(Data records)
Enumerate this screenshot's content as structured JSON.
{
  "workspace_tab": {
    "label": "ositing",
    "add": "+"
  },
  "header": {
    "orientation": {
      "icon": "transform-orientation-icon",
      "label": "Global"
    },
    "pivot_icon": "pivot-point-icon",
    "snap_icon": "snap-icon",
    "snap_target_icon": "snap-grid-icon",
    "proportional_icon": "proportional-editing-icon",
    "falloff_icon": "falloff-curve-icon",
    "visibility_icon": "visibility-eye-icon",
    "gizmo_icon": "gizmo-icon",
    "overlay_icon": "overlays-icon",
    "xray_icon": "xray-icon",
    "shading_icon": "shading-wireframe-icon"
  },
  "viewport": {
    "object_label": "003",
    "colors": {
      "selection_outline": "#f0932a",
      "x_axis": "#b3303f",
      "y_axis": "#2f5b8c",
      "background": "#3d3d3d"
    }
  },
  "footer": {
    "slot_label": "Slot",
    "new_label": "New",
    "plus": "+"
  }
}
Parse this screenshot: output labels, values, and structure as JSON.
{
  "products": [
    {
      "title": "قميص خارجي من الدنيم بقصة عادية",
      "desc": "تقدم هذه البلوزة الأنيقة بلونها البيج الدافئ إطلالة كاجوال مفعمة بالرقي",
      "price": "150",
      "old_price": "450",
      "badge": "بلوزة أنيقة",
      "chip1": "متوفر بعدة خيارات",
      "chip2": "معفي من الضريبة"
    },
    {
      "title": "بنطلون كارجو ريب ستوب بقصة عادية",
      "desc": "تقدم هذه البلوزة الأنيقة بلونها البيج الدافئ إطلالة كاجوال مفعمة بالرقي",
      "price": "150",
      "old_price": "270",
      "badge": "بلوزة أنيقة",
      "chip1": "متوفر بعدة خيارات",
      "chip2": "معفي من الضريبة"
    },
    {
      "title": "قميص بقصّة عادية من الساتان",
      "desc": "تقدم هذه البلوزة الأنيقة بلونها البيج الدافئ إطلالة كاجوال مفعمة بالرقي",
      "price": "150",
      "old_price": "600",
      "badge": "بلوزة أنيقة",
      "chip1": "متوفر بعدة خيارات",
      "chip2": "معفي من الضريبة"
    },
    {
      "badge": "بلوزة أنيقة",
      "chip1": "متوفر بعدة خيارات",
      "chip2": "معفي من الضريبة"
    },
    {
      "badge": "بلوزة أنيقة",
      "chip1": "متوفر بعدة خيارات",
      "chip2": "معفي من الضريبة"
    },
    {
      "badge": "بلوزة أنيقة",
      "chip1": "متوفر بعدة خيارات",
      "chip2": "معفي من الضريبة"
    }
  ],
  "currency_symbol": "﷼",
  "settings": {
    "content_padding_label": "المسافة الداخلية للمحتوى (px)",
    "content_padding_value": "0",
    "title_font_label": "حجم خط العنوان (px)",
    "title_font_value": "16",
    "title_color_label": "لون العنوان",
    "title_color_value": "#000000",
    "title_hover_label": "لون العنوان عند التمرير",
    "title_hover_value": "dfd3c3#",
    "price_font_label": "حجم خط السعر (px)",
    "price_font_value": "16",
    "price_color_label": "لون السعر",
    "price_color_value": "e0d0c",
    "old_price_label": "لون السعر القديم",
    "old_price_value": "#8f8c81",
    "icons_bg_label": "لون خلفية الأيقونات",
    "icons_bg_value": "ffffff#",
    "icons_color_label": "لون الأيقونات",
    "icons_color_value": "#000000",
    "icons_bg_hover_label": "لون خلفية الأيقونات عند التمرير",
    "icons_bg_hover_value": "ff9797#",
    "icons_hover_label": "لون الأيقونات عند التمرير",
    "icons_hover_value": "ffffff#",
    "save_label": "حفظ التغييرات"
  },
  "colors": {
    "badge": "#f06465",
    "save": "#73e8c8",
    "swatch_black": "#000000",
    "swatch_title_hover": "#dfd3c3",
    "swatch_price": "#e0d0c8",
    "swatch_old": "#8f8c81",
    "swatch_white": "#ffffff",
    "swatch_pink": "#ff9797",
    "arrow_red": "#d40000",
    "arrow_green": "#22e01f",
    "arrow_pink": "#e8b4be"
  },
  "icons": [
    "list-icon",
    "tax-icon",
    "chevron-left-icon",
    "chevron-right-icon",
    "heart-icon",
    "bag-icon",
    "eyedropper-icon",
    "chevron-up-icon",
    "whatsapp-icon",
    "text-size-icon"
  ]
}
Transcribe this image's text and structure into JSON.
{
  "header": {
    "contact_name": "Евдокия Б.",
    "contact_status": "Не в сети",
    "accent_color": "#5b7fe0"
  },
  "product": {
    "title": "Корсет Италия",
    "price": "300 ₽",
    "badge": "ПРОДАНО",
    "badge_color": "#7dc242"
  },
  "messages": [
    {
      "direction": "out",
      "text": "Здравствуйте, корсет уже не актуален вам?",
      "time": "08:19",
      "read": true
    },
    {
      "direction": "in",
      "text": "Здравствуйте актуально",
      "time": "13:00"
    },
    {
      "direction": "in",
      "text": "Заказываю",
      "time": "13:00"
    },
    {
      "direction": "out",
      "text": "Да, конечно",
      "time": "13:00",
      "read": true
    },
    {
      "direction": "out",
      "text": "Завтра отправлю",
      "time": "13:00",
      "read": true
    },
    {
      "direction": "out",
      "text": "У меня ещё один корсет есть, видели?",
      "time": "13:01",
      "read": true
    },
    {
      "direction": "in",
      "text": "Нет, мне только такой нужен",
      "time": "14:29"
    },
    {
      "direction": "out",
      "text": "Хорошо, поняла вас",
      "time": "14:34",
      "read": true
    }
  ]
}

→ Exercise directions:
From the records, copy every line that has the string "time" in it.

→ Solution to this task:
      "time": "08:19",
      "time": "13:00"
      "time": "13:00"
      "time": "13:00",
      "time": "13:00",
      "time": "13:01",
      "time": "14:29"
      "time": "14:34",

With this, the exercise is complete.